▸ **Input for this task**
▬▬▬▬▬▬▬▬▬▬
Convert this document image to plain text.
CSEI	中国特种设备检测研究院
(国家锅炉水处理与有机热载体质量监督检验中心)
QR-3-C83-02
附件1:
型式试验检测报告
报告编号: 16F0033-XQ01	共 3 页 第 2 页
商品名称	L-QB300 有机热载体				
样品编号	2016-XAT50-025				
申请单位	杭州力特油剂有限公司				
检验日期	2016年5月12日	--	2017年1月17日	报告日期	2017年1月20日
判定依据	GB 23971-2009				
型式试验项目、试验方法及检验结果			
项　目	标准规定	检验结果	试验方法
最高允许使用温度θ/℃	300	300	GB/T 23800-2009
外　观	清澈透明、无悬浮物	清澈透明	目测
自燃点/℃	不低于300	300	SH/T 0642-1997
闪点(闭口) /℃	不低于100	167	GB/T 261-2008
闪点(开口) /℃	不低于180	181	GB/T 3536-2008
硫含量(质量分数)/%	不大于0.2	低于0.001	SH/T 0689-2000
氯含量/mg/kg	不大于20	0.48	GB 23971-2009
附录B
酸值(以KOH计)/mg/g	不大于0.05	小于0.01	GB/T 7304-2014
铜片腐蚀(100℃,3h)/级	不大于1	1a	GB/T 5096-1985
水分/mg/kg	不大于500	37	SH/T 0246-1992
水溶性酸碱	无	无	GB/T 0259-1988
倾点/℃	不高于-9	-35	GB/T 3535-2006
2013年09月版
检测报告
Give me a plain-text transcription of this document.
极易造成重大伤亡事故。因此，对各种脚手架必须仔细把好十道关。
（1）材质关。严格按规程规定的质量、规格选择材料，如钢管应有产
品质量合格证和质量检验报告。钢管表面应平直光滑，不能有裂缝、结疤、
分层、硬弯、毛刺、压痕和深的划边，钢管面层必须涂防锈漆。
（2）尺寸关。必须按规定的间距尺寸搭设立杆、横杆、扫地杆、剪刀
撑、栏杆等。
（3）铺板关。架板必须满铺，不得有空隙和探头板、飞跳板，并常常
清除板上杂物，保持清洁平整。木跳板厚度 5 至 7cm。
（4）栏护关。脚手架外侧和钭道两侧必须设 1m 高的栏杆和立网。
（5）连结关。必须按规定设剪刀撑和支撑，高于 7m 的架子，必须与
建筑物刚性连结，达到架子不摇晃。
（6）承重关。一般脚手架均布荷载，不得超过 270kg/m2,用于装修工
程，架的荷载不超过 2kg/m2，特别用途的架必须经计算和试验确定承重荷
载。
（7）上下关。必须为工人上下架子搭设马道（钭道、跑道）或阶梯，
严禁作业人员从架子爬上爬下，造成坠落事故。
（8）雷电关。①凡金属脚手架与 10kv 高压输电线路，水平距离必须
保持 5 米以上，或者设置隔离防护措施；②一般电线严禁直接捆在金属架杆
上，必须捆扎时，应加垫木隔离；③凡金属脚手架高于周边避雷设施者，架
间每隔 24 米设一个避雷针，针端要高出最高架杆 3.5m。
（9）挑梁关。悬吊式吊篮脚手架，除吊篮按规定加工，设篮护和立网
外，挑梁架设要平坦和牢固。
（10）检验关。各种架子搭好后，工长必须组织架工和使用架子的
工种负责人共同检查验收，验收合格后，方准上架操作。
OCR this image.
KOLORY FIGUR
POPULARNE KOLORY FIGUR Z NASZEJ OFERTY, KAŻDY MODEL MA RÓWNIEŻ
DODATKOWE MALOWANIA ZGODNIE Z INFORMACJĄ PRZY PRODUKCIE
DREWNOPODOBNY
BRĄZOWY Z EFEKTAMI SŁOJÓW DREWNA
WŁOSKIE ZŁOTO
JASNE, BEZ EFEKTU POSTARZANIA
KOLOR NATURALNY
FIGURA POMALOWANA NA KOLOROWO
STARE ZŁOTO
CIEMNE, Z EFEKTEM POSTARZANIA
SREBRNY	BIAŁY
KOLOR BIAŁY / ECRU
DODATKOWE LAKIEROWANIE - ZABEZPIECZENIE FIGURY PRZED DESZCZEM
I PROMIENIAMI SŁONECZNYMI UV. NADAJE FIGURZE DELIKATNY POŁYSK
▬▬▬▬▬▬▬▬▬▬
▸ **What you should do**
Write out each line of the data that holds the string "KOLORY".

▸ **The completed task**
KOLORY FIGUR
POPULARNE KOLORY FIGUR Z NASZEJ OFERTY, KAŻDY MODEL MA RÓWNIEŻ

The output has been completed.